Task objective
Looking at the data below, count the lines that contain the string "this". Write only the total.

Material to process

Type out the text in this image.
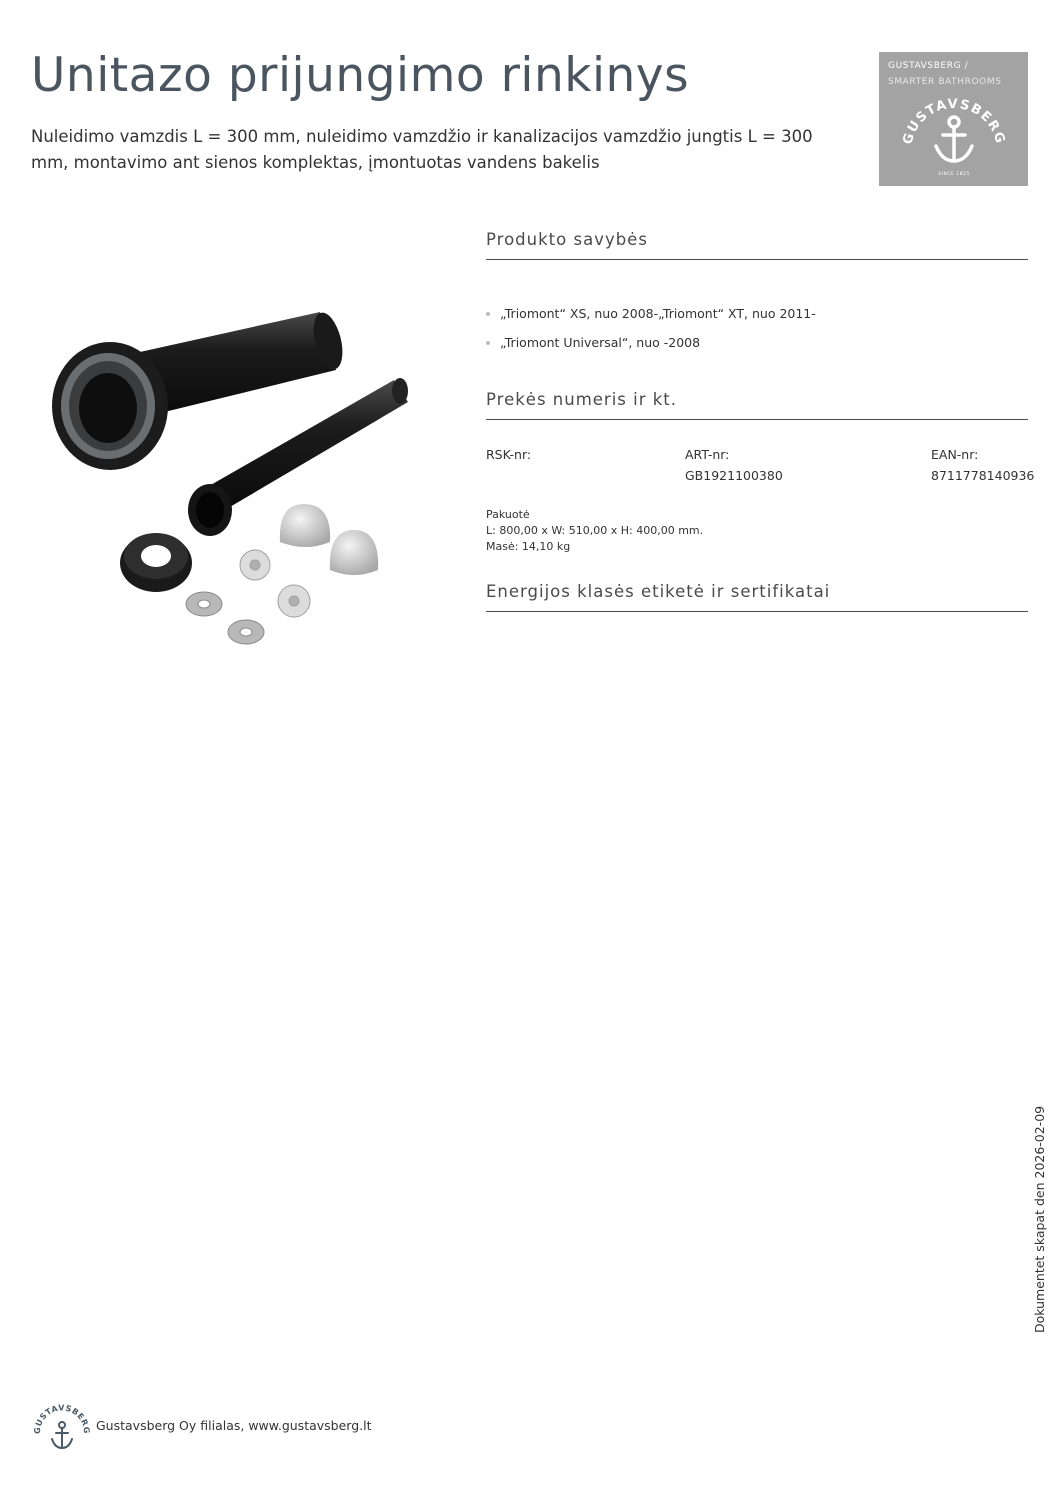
Unitazo prijungimo rinkinys

Nuleidimo vamzdis L = 300 mm, nuleidimo vamzdžio ir kanalizacijos vamzdžio jungtis L = 300 mm, montavimo ant sienos komplektas, įmontuotas vandens bakelis

GUSTAVSBERG /
SMARTER BATHROOMS
GUSTAVSBERG
SINCE 1825
Produkto savybės
„Triomont“ XS, nuo 2008-„Triomont“ XT, nuo 2011-
„Triomont Universal“, nuo -2008
Prekės numeris ir kt.
RSK-nr:	ART-nr:
GB1921100380
EAN-nr:
8711778140936
Pakuotė
L: 800,00 x W: 510,00 x H: 400,00 mm.
Masė: 14,10 kg
Energijos klasės etiketė ir sertifikatai
Dokumentet skapat den 2026-02-09
GUSTAVSBERG Gustavsberg Oy filialas, www.gustavsberg.lt
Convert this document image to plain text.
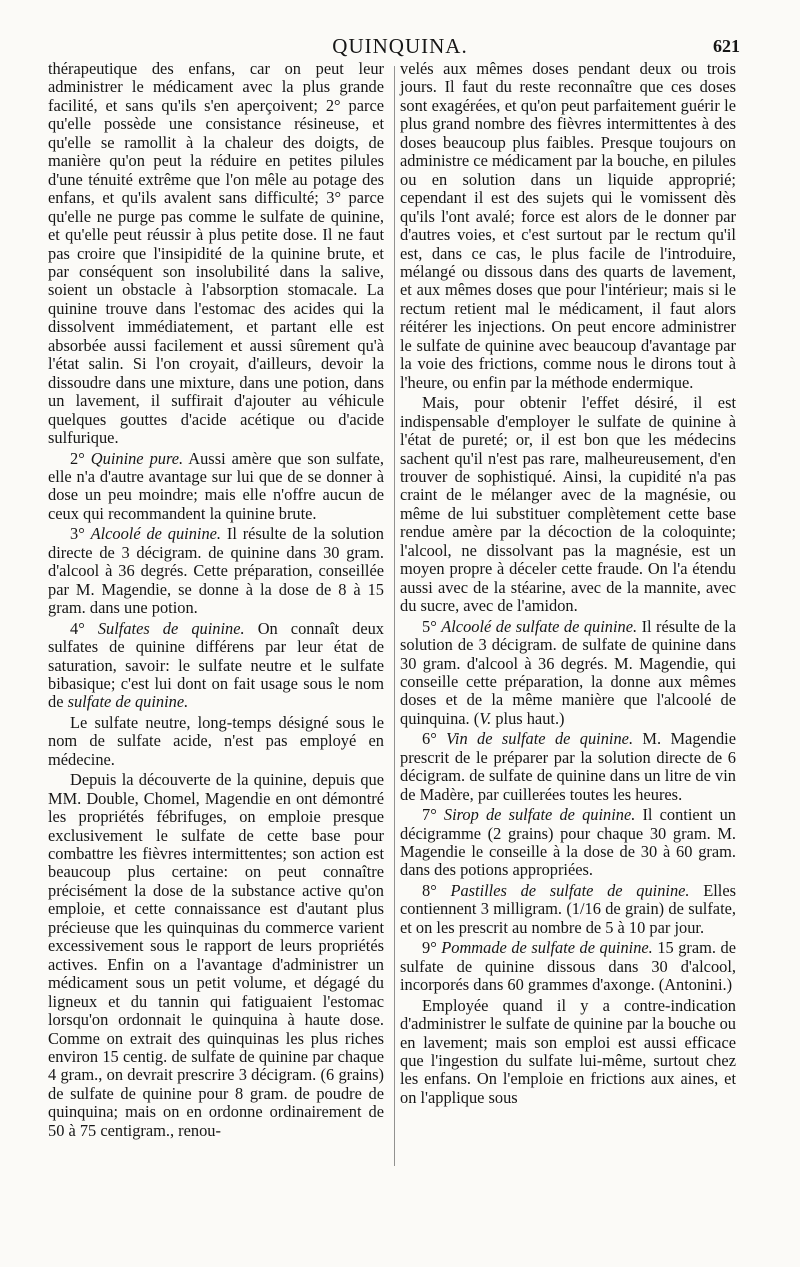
QUINQUINA.	621

thérapeutique des enfans, car on peut leur administrer le médicament avec la plus grande facilité, et sans qu'ils s'en aperçoivent; 2° parce qu'elle possède une consistance résineuse, et qu'elle se ramollit à la chaleur des doigts, de manière qu'on peut la réduire en petites pilules d'une ténuité extrême que l'on mêle au potage des enfans, et qu'ils avalent sans difficulté; 3° parce qu'elle ne purge pas comme le sulfate de quinine, et qu'elle peut réussir à plus petite dose. Il ne faut pas croire que l'insipidité de la quinine brute, et par conséquent son insolubilité dans la salive, soient un obstacle à l'absorption stomacale. La quinine trouve dans l'estomac des acides qui la dissolvent immédiatement, et partant elle est absorbée aussi facilement et aussi sûrement qu'à l'état salin. Si l'on croyait, d'ailleurs, devoir la dissoudre dans une mixture, dans une potion, dans un lavement, il suffirait d'ajouter au véhicule quelques gouttes d'acide acétique ou d'acide sulfurique.

2° Quinine pure. Aussi amère que son sulfate, elle n'a d'autre avantage sur lui que de se donner à dose un peu moindre; mais elle n'offre aucun de ceux qui recommandent la quinine brute.

3° Alcoolé de quinine. Il résulte de la solution directe de 3 décigram. de quinine dans 30 gram. d'alcool à 36 degrés. Cette préparation, conseillée par M. Magendie, se donne à la dose de 8 à 15 gram. dans une potion.

4° Sulfates de quinine. On connaît deux sulfates de quinine différens par leur état de saturation, savoir: le sulfate neutre et le sulfate bibasique; c'est lui dont on fait usage sous le nom de sulfate de quinine.

Le sulfate neutre, long-temps désigné sous le nom de sulfate acide, n'est pas employé en médecine.

Depuis la découverte de la quinine, depuis que MM. Double, Chomel, Magendie en ont démontré les propriétés fébrifuges, on emploie presque exclusivement le sulfate de cette base pour combattre les fièvres intermittentes; son action est beaucoup plus certaine: on peut connaître précisément la dose de la substance active qu'on emploie, et cette connaissance est d'autant plus précieuse que les quinquinas du commerce varient excessivement sous le rapport de leurs propriétés actives. Enfin on a l'avantage d'administrer un médicament sous un petit volume, et dégagé du ligneux et du tannin qui fatiguaient l'estomac lorsqu'on ordonnait le quinquina à haute dose. Comme on extrait des quinquinas les plus riches environ 15 centig. de sulfate de quinine par chaque 4 gram., on devrait prescrire 3 décigram. (6 grains) de sulfate de quinine pour 8 gram. de poudre de quinquina; mais on en ordonne ordinairement de 50 à 75 centigram., renou-

velés aux mêmes doses pendant deux ou trois jours. Il faut du reste reconnaître que ces doses sont exagérées, et qu'on peut parfaitement guérir le plus grand nombre des fièvres intermittentes à des doses beaucoup plus faibles. Presque toujours on administre ce médicament par la bouche, en pilules ou en solution dans un liquide approprié; cependant il est des sujets qui le vomissent dès qu'ils l'ont avalé; force est alors de le donner par d'autres voies, et c'est surtout par le rectum qu'il est, dans ce cas, le plus facile de l'introduire, mélangé ou dissous dans des quarts de lavement, et aux mêmes doses que pour l'intérieur; mais si le rectum retient mal le médicament, il faut alors réitérer les injections. On peut encore administrer le sulfate de quinine avec beaucoup d'avantage par la voie des frictions, comme nous le dirons tout à l'heure, ou enfin par la méthode endermique.

Mais, pour obtenir l'effet désiré, il est indispensable d'employer le sulfate de quinine à l'état de pureté; or, il est bon que les médecins sachent qu'il n'est pas rare, malheureusement, d'en trouver de sophistiqué. Ainsi, la cupidité n'a pas craint de le mélanger avec de la magnésie, ou même de lui substituer complètement cette base rendue amère par la décoction de la coloquinte; l'alcool, ne dissolvant pas la magnésie, est un moyen propre à déceler cette fraude. On l'a étendu aussi avec de la stéarine, avec de la mannite, avec du sucre, avec de l'amidon.

5° Alcoolé de sulfate de quinine. Il résulte de la solution de 3 décigram. de sulfate de quinine dans 30 gram. d'alcool à 36 degrés. M. Magendie, qui conseille cette préparation, la donne aux mêmes doses et de la même manière que l'alcoolé de quinquina. (V. plus haut.)

6° Vin de sulfate de quinine. M. Magendie prescrit de le préparer par la solution directe de 6 décigram. de sulfate de quinine dans un litre de vin de Madère, par cuillerées toutes les heures.

7° Sirop de sulfate de quinine. Il contient un décigramme (2 grains) pour chaque 30 gram. M. Magendie le conseille à la dose de 30 à 60 gram. dans des potions appropriées.

8° Pastilles de sulfate de quinine. Elles contiennent 3 milligram. (1/16 de grain) de sulfate, et on les prescrit au nombre de 5 à 10 par jour.

9° Pommade de sulfate de quinine. 15 gram. de sulfate de quinine dissous dans 30 d'alcool, incorporés dans 60 grammes d'axonge. (Antonini.)

Employée quand il y a contre-indication d'administrer le sulfate de quinine par la bouche ou en lavement; mais son emploi est aussi efficace que l'ingestion du sulfate lui-même, surtout chez les enfans. On l'emploie en frictions aux aines, et on l'applique sous
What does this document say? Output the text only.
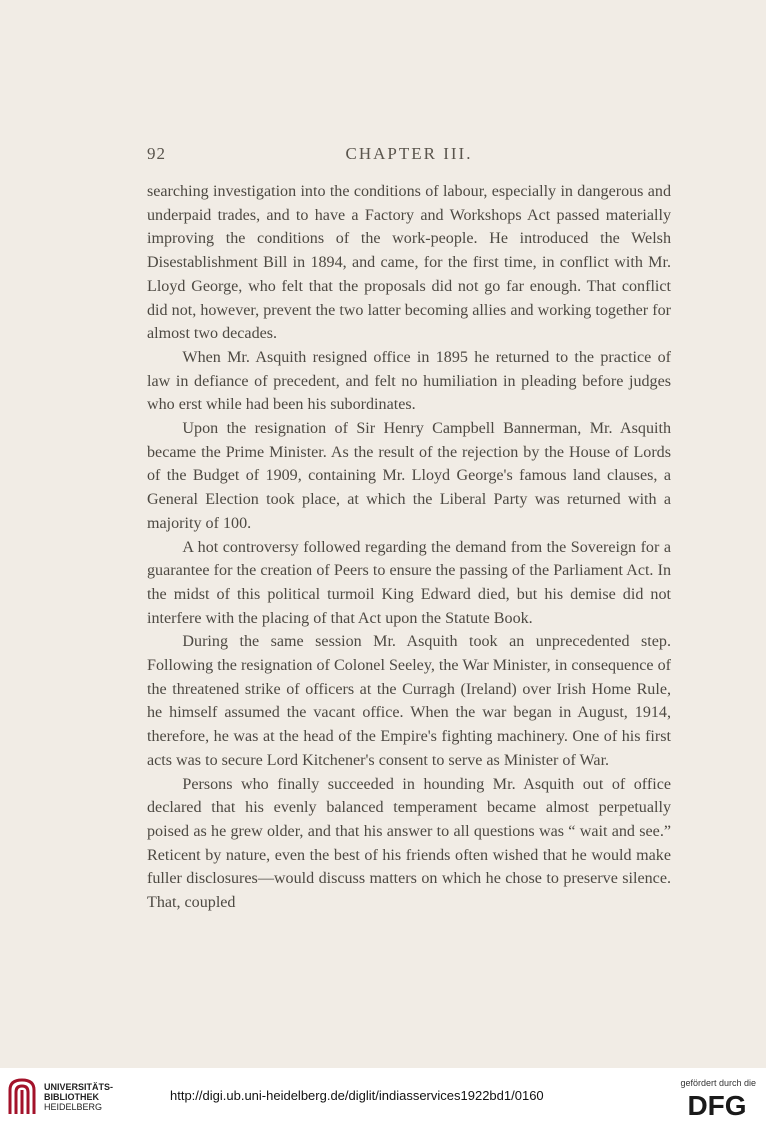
92	CHAPTER III.

searching investigation into the conditions of labour, especially in dangerous and underpaid trades, and to have a Factory and Workshops Act passed materially improving the conditions of the work-people. He introduced the Welsh Disestablishment Bill in 1894, and came, for the first time, in conflict with Mr. Lloyd George, who felt that the proposals did not go far enough. That conflict did not, however, prevent the two latter becoming allies and working together for almost two decades.

When Mr. Asquith resigned office in 1895 he returned to the practice of law in defiance of precedent, and felt no humiliation in pleading before judges who erst while had been his subordinates.

Upon the resignation of Sir Henry Campbell Bannerman, Mr. Asquith became the Prime Minister. As the result of the rejection by the House of Lords of the Budget of 1909, containing Mr. Lloyd George's famous land clauses, a General Election took place, at which the Liberal Party was returned with a majority of 100.

A hot controversy followed regarding the demand from the Sovereign for a guarantee for the creation of Peers to ensure the passing of the Parliament Act. In the midst of this political turmoil King Edward died, but his demise did not interfere with the placing of that Act upon the Statute Book.

During the same session Mr. Asquith took an unprecedented step. Following the resignation of Colonel Seeley, the War Minister, in consequence of the threatened strike of officers at the Curragh (Ireland) over Irish Home Rule, he himself assumed the vacant office. When the war began in August, 1914, therefore, he was at the head of the Empire's fighting machinery. One of his first acts was to secure Lord Kitchener's consent to serve as Minister of War.

Persons who finally succeeded in hounding Mr. Asquith out of office declared that his evenly balanced temperament became almost perpetually poised as he grew older, and that his answer to all questions was “ wait and see.” Reticent by nature, even the best of his friends often wished that he would make fuller disclosures—would discuss matters on which he chose to preserve silence. That, coupled

UNIVERSITÄTS-
BIBLIOTHEK
HEIDELBERG
http://digi.ub.uni-heidelberg.de/diglit/indiasservices1922bd1/0160
gefördert durch die
DFG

Exercise answer
4